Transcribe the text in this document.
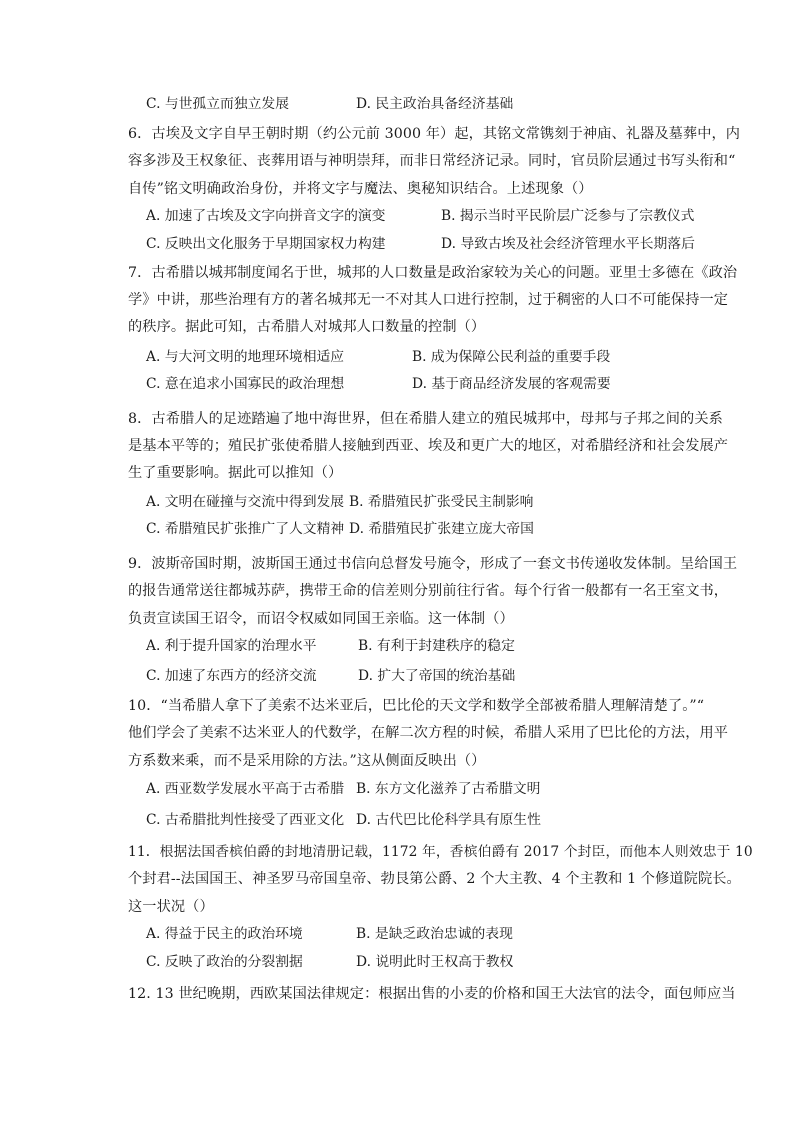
C. 与世孤立而独立发展	D. 民主政治具备经济基础
6．古埃及文字自早王朝时期（约公元前 3000 年）起，其铭文常镌刻于神庙、礼器及墓葬中，内
容多涉及王权象征、丧葬用语与神明崇拜，而非日常经济记录。同时，官员阶层通过书写头衔和“
自传”铭文明确政治身份，并将文字与魔法、奥秘知识结合。上述现象（）
A. 加速了古埃及文字向拼音文字的演变	B. 揭示当时平民阶层广泛参与了宗教仪式
C. 反映出文化服务于早期国家权力构建	D. 导致古埃及社会经济管理水平长期落后
7．古希腊以城邦制度闻名于世，城邦的人口数量是政治家较为关心的问题。亚里士多德在《政治
学》中讲，那些治理有方的著名城邦无一不对其人口进行控制，过于稠密的人口不可能保持一定
的秩序。据此可知，古希腊人对城邦人口数量的控制（）
A. 与大河文明的地理环境相适应	B. 成为保障公民利益的重要手段
C. 意在追求小国寡民的政治理想	D. 基于商品经济发展的客观需要
8．古希腊人的足迹踏遍了地中海世界，但在希腊人建立的殖民城邦中，母邦与子邦之间的关系
是基本平等的；殖民扩张使希腊人接触到西亚、埃及和更广大的地区，对希腊经济和社会发展产
生了重要影响。据此可以推知（）
A. 文明在碰撞与交流中得到发展 B. 希腊殖民扩张受民主制影响
C. 希腊殖民扩张推广了人文精神 D. 希腊殖民扩张建立庞大帝国
9．波斯帝国时期，波斯国王通过书信向总督发号施令，形成了一套文书传递收发体制。呈给国王
的报告通常送往都城苏萨，携带王命的信差则分别前往行省。每个行省一般都有一名王室文书，
负责宣读国王诏令，而诏令权威如同国王亲临。这一体制（）
A. 利于提升国家的治理水平	B. 有利于封建秩序的稳定
C. 加速了东西方的经济交流	D. 扩大了帝国的统治基础
10．“当希腊人拿下了美索不达米亚后，巴比伦的天文学和数学全部被希腊人理解清楚了。”“
他们学会了美索不达米亚人的代数学，在解二次方程的时候，希腊人采用了巴比伦的方法，用平
方系数来乘，而不是采用除的方法。”这从侧面反映出（）
A. 西亚数学发展水平高于古希腊 B. 东方文化滋养了古希腊文明
C. 古希腊批判性接受了西亚文化 D. 古代巴比伦科学具有原生性
11．根据法国香槟伯爵的封地清册记载，1172 年，香槟伯爵有 2017 个封臣，而他本人则效忠于 10
个封君--法国国王、神圣罗马帝国皇帝、勃艮第公爵、2 个大主教、4 个主教和 1 个修道院院长。
这一状况（）
A. 得益于民主的政治环境	B. 是缺乏政治忠诚的表现
C. 反映了政治的分裂割据	D. 说明此时王权高于教权
12. 13 世纪晚期，西欧某国法律规定：根据出售的小麦的价格和国王大法官的法令，面包师应当
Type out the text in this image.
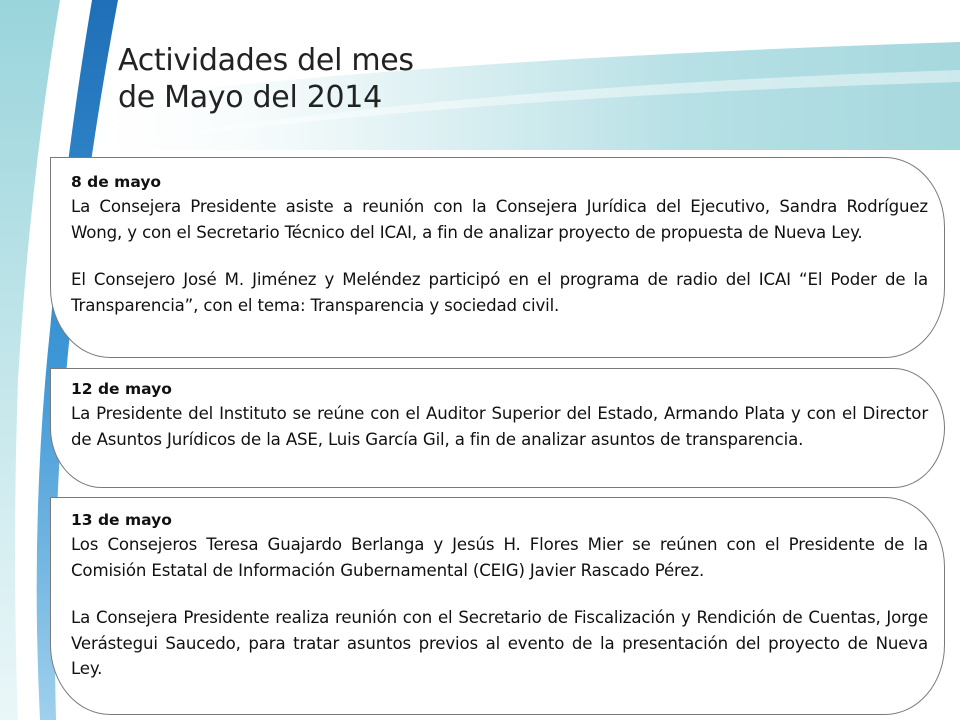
Actividades del mes
de Mayo del 2014

8 de mayo

La Consejera Presidente asiste a reunión con la Consejera Jurídica del Ejecutivo, Sandra Rodríguez Wong, y con el Secretario Técnico del ICAI, a fin de analizar proyecto de propuesta de Nueva Ley.

El Consejero José M. Jiménez y Meléndez participó en el programa de radio del ICAI “El Poder de la Transparencia”, con el tema: Transparencia y sociedad civil.

12 de mayo

La Presidente del Instituto se reúne con el Auditor Superior del Estado, Armando Plata y con el Director de Asuntos Jurídicos de la ASE, Luis García Gil, a fin de analizar asuntos de transparencia.

13 de mayo

Los Consejeros Teresa Guajardo Berlanga y Jesús H. Flores Mier se reúnen con el Presidente de la Comisión Estatal de Información Gubernamental (CEIG) Javier Rascado Pérez.

La Consejera Presidente realiza reunión con el Secretario de Fiscalización y Rendición de Cuentas, Jorge Verástegui Saucedo, para tratar asuntos previos al evento de la presentación del proyecto de Nueva Ley.
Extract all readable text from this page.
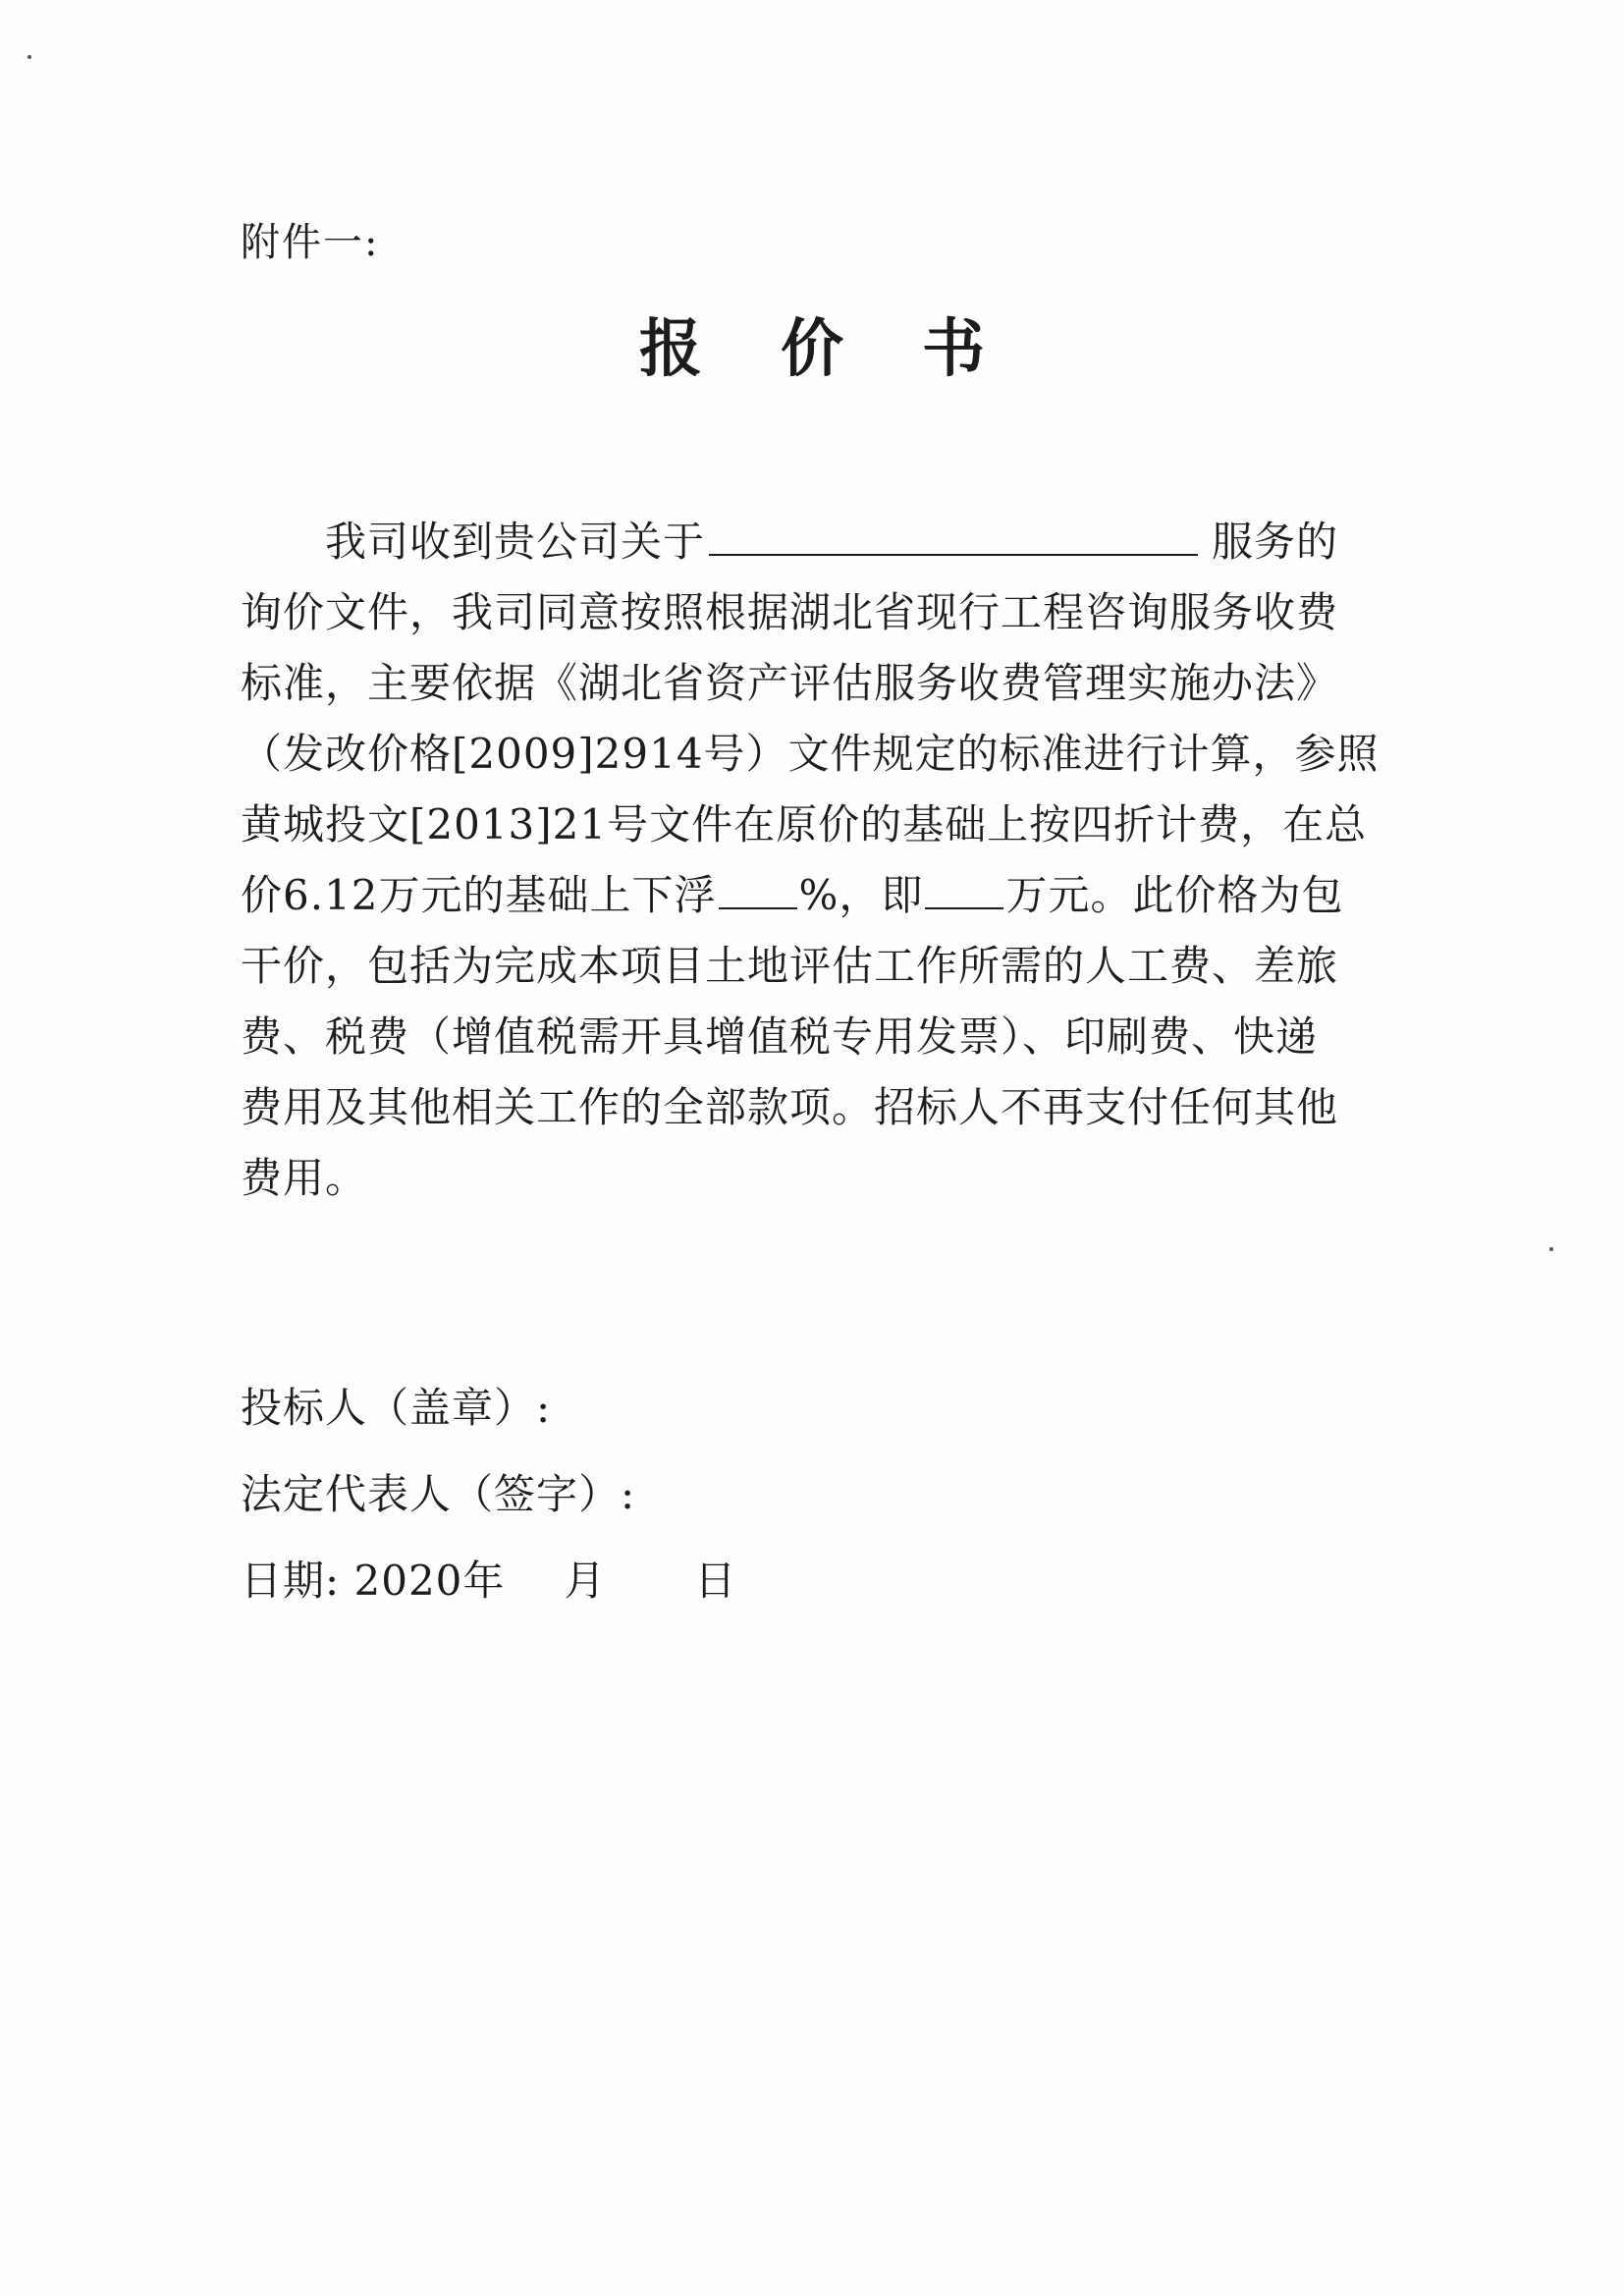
附件一:
报 价 书
我司收到贵公司关于	服务的
询价文件，我司同意按照根据湖北省现行工程咨询服务收费
标准，主要依据《湖北省资产评估服务收费管理实施办法》
（发改价格[2009]2914号）文件规定的标准进行计算，参照
黄城投文[2013]21号文件在原价的基础上按四折计费，在总
价6.12万元的基础上下浮 %，即 万元。此价格为包
干价，包括为完成本项目土地评估工作所需的人工费、差旅
费、税费（增值税需开具增值税专用发票）、印刷费、快递
费用及其他相关工作的全部款项。招标人不再支付任何其他
费用。
投标人（盖章）:
法定代表人（签字）:
日期: 2020年 月 日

● **TASK DESCRIPTION**
Any pictures should be dropped; transcribe the rest of the records above exactly.

● **EXPECTED OUTPUT**
Transcribe the text in this document.
C. 与世孤立而独立发展	D. 民主政治具备经济基础
6．古埃及文字自早王朝时期（约公元前 3000 年）起，其铭文常镌刻于神庙、礼器及墓葬中，内
容多涉及王权象征、丧葬用语与神明崇拜，而非日常经济记录。同时，官员阶层通过书写头衔和“
自传”铭文明确政治身份，并将文字与魔法、奥秘知识结合。上述现象（）
A. 加速了古埃及文字向拼音文字的演变	B. 揭示当时平民阶层广泛参与了宗教仪式
C. 反映出文化服务于早期国家权力构建	D. 导致古埃及社会经济管理水平长期落后
7．古希腊以城邦制度闻名于世，城邦的人口数量是政治家较为关心的问题。亚里士多德在《政治
学》中讲，那些治理有方的著名城邦无一不对其人口进行控制，过于稠密的人口不可能保持一定
的秩序。据此可知，古希腊人对城邦人口数量的控制（）
A. 与大河文明的地理环境相适应	B. 成为保障公民利益的重要手段
C. 意在追求小国寡民的政治理想	D. 基于商品经济发展的客观需要
8．古希腊人的足迹踏遍了地中海世界，但在希腊人建立的殖民城邦中，母邦与子邦之间的关系
是基本平等的；殖民扩张使希腊人接触到西亚、埃及和更广大的地区，对希腊经济和社会发展产
生了重要影响。据此可以推知（）
A. 文明在碰撞与交流中得到发展 B. 希腊殖民扩张受民主制影响
C. 希腊殖民扩张推广了人文精神 D. 希腊殖民扩张建立庞大帝国
9．波斯帝国时期，波斯国王通过书信向总督发号施令，形成了一套文书传递收发体制。呈给国王
的报告通常送往都城苏萨，携带王命的信差则分别前往行省。每个行省一般都有一名王室文书，
负责宣读国王诏令，而诏令权威如同国王亲临。这一体制（）
A. 利于提升国家的治理水平	B. 有利于封建秩序的稳定
C. 加速了东西方的经济交流	D. 扩大了帝国的统治基础
10．“当希腊人拿下了美索不达米亚后，巴比伦的天文学和数学全部被希腊人理解清楚了。”“
他们学会了美索不达米亚人的代数学，在解二次方程的时候，希腊人采用了巴比伦的方法，用平
方系数来乘，而不是采用除的方法。”这从侧面反映出（）
A. 西亚数学发展水平高于古希腊 B. 东方文化滋养了古希腊文明
C. 古希腊批判性接受了西亚文化 D. 古代巴比伦科学具有原生性
11．根据法国香槟伯爵的封地清册记载，1172 年，香槟伯爵有 2017 个封臣，而他本人则效忠于 10
个封君--法国国王、神圣罗马帝国皇帝、勃艮第公爵、2 个大主教、4 个主教和 1 个修道院院长。
这一状况（）
A. 得益于民主的政治环境	B. 是缺乏政治忠诚的表现
C. 反映了政治的分裂割据	D. 说明此时王权高于教权
12. 13 世纪晚期，西欧某国法律规定：根据出售的小麦的价格和国王大法官的法令，面包师应当
Type out the text in this image.
Actividades del mes
de Mayo del 2014

8 de mayo

La Consejera Presidente asiste a reunión con la Consejera Jurídica del Ejecutivo, Sandra Rodríguez Wong, y con el Secretario Técnico del ICAI, a fin de analizar proyecto de propuesta de Nueva Ley.

El Consejero José M. Jiménez y Meléndez participó en el programa de radio del ICAI “El Poder de la Transparencia”, con el tema: Transparencia y sociedad civil.

12 de mayo

La Presidente del Instituto se reúne con el Auditor Superior del Estado, Armando Plata y con el Director de Asuntos Jurídicos de la ASE, Luis García Gil, a fin de analizar asuntos de transparencia.

13 de mayo

Los Consejeros Teresa Guajardo Berlanga y Jesús H. Flores Mier se reúnen con el Presidente de la Comisión Estatal de Información Gubernamental (CEIG) Javier Rascado Pérez.

La Consejera Presidente realiza reunión con el Secretario de Fiscalización y Rendición de Cuentas, Jorge Verástegui Saucedo, para tratar asuntos previos al evento de la presentación del proyecto de Nueva Ley.
Extract all readable text from this page.
附件一:
报 价 书
我司收到贵公司关于	服务的
询价文件，我司同意按照根据湖北省现行工程咨询服务收费
标准，主要依据《湖北省资产评估服务收费管理实施办法》
（发改价格[2009]2914号）文件规定的标准进行计算，参照
黄城投文[2013]21号文件在原价的基础上按四折计费，在总
价6.12万元的基础上下浮 %，即 万元。此价格为包
干价，包括为完成本项目土地评估工作所需的人工费、差旅
费、税费（增值税需开具增值税专用发票）、印刷费、快递
费用及其他相关工作的全部款项。招标人不再支付任何其他
费用。
投标人（盖章）:
法定代表人（签字）:
日期: 2020年 月 日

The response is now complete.